TASK TO CARRY OUT: Extract each line containing the string "this".
■ ■ ■ ■ ■ ■ ■
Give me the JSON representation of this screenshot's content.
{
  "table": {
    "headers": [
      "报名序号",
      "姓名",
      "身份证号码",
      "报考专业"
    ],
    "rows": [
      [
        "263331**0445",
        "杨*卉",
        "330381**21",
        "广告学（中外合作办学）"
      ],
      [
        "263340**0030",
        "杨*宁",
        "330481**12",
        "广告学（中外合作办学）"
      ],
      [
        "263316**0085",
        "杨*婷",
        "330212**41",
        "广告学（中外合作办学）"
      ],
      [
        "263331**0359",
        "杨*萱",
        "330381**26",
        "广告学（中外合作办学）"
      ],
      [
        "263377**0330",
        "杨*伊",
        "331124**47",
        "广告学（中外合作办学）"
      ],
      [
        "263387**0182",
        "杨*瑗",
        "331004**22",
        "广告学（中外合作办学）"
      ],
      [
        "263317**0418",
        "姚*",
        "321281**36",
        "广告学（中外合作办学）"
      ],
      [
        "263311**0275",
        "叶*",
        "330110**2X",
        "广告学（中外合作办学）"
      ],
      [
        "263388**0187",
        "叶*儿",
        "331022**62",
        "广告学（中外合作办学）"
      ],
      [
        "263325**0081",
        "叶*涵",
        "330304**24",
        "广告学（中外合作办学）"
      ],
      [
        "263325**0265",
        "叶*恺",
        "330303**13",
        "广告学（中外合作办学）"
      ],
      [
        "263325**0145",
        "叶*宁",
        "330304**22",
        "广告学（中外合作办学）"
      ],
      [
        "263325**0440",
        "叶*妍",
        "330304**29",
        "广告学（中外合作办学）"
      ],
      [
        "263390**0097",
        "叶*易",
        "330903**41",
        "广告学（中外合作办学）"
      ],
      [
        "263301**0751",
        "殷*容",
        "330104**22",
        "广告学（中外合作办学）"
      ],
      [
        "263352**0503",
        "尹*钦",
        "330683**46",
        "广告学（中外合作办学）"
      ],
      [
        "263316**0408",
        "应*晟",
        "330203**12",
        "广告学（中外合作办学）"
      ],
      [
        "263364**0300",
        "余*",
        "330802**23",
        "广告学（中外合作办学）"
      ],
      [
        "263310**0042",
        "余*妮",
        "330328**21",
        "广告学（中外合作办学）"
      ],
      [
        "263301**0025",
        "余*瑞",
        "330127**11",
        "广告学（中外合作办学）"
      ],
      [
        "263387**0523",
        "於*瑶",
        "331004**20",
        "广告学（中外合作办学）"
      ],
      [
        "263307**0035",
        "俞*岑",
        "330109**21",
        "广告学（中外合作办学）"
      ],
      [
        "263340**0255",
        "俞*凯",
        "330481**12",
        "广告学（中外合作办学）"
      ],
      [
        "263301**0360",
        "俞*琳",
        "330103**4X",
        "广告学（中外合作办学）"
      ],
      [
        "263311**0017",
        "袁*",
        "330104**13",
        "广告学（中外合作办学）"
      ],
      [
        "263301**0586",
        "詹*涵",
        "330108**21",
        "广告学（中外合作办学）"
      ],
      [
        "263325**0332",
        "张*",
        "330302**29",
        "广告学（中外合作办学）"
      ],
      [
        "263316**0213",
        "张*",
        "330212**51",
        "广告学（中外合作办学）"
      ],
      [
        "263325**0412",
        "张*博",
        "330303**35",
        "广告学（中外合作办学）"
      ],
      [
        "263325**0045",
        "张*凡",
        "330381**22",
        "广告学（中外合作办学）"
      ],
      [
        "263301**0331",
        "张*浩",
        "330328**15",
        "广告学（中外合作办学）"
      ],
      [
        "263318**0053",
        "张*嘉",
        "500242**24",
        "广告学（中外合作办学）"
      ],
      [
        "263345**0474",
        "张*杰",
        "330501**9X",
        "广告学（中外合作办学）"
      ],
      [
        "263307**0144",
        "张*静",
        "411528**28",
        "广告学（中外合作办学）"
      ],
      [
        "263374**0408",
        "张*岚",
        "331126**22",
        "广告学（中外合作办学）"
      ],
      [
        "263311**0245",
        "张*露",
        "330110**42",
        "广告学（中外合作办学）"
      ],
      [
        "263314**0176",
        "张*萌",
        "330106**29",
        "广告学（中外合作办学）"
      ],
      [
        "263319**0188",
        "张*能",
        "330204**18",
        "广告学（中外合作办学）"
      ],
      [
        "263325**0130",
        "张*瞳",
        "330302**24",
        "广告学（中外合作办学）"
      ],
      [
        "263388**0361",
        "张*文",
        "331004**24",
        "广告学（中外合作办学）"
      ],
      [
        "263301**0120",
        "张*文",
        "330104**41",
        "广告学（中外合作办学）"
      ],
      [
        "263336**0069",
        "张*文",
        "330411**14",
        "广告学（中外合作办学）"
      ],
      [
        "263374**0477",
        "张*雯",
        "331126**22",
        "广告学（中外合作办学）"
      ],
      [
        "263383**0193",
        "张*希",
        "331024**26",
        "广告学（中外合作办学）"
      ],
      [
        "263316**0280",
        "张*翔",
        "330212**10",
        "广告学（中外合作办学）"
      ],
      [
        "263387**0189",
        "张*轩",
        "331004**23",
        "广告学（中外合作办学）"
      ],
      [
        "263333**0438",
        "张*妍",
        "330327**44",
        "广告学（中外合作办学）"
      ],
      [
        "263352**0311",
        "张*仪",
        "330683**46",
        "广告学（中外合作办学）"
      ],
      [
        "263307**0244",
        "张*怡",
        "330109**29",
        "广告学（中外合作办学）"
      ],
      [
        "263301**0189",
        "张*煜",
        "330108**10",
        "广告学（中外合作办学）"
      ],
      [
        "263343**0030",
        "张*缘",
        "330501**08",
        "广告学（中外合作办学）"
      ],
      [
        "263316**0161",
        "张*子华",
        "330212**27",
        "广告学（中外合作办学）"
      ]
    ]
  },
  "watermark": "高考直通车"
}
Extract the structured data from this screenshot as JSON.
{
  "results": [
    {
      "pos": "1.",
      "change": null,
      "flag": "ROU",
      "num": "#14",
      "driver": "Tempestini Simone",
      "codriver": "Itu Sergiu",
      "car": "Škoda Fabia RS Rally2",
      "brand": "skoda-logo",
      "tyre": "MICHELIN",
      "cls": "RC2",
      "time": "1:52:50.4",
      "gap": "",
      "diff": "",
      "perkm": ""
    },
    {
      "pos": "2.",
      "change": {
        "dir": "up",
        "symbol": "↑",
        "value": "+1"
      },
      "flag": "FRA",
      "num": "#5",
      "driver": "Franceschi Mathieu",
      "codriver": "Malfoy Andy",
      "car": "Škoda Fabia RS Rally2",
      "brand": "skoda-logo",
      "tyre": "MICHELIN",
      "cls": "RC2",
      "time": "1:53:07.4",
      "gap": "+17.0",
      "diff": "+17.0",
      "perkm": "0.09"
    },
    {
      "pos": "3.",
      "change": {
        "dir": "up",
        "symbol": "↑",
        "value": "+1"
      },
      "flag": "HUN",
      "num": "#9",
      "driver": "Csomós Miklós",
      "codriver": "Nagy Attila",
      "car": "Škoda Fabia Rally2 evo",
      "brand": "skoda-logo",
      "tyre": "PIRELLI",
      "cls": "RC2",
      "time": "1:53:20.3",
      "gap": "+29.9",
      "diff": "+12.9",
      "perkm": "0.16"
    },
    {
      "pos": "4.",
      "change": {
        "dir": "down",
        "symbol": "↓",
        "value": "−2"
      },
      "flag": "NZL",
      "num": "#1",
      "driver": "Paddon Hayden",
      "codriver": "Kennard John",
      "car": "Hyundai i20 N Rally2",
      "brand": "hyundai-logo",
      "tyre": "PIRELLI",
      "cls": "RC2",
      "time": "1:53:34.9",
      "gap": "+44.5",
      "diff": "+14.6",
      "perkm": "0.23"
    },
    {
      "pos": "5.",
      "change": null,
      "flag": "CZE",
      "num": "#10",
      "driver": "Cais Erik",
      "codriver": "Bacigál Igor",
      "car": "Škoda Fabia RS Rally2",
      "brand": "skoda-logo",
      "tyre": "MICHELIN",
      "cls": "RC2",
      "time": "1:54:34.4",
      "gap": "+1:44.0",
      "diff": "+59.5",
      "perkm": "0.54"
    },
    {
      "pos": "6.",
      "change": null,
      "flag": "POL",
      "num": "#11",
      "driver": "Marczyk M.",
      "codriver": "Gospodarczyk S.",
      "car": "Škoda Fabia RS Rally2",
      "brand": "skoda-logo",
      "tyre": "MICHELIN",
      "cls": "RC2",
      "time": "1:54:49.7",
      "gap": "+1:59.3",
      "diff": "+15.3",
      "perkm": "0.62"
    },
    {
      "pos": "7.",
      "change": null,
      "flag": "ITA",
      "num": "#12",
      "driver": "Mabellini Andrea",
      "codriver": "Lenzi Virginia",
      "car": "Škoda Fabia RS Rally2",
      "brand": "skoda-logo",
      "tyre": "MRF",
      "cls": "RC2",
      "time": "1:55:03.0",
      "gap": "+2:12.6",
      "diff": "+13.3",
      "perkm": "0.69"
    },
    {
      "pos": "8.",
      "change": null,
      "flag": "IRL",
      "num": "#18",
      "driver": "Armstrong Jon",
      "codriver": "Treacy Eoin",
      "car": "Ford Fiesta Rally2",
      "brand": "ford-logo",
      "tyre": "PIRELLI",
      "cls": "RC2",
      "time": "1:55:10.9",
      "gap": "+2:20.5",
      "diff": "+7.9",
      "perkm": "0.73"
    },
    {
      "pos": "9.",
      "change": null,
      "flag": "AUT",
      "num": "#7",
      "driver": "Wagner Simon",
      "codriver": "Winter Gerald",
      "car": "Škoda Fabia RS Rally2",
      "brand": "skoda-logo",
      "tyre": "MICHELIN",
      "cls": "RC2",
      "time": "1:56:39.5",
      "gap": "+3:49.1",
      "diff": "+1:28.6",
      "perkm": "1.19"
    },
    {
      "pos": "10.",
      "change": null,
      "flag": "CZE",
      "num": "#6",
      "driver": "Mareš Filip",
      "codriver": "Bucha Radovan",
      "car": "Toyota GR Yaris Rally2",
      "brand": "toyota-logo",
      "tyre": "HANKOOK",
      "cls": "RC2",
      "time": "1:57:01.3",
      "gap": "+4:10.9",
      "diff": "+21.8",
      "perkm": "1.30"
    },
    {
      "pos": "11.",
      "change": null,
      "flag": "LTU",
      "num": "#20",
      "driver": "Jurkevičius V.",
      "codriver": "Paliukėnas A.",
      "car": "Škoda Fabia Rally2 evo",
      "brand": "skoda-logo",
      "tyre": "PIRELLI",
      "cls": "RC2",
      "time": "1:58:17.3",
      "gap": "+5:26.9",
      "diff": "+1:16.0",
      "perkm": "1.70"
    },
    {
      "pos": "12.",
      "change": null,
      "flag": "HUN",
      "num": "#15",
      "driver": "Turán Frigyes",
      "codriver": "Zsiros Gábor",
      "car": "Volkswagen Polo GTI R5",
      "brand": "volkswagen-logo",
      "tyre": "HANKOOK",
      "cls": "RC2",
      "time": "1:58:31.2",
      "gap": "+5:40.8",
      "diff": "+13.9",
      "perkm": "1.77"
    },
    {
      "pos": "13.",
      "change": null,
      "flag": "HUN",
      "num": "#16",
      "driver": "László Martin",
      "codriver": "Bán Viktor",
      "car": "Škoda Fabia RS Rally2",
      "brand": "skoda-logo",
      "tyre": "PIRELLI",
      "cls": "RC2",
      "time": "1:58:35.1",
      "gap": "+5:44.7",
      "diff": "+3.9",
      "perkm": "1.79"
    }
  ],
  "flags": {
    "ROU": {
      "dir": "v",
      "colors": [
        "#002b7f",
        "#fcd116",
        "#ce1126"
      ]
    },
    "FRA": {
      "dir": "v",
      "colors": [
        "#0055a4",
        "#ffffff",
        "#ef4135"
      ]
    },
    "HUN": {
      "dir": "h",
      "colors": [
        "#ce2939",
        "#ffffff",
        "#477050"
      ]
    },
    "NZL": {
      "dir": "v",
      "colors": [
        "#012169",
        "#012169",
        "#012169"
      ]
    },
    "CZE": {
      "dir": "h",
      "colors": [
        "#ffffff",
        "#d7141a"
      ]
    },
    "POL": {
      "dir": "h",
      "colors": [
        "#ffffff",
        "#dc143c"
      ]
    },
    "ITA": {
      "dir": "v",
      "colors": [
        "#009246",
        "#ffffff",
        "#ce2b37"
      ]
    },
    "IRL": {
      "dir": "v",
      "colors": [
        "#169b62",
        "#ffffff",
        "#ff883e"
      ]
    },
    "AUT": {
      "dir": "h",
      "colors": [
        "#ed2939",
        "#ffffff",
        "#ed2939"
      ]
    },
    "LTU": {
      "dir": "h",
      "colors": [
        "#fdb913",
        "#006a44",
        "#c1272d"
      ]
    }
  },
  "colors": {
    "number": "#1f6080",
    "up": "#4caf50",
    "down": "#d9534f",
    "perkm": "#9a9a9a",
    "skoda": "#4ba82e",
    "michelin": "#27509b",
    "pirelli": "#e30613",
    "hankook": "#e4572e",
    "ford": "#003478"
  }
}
■ ■ ■ ■ ■ ■ ■
EXERCISE SOLUTION:
Give me the JSON representation of this screenshot's content.
Extract the structured data from this screenshot as JSON.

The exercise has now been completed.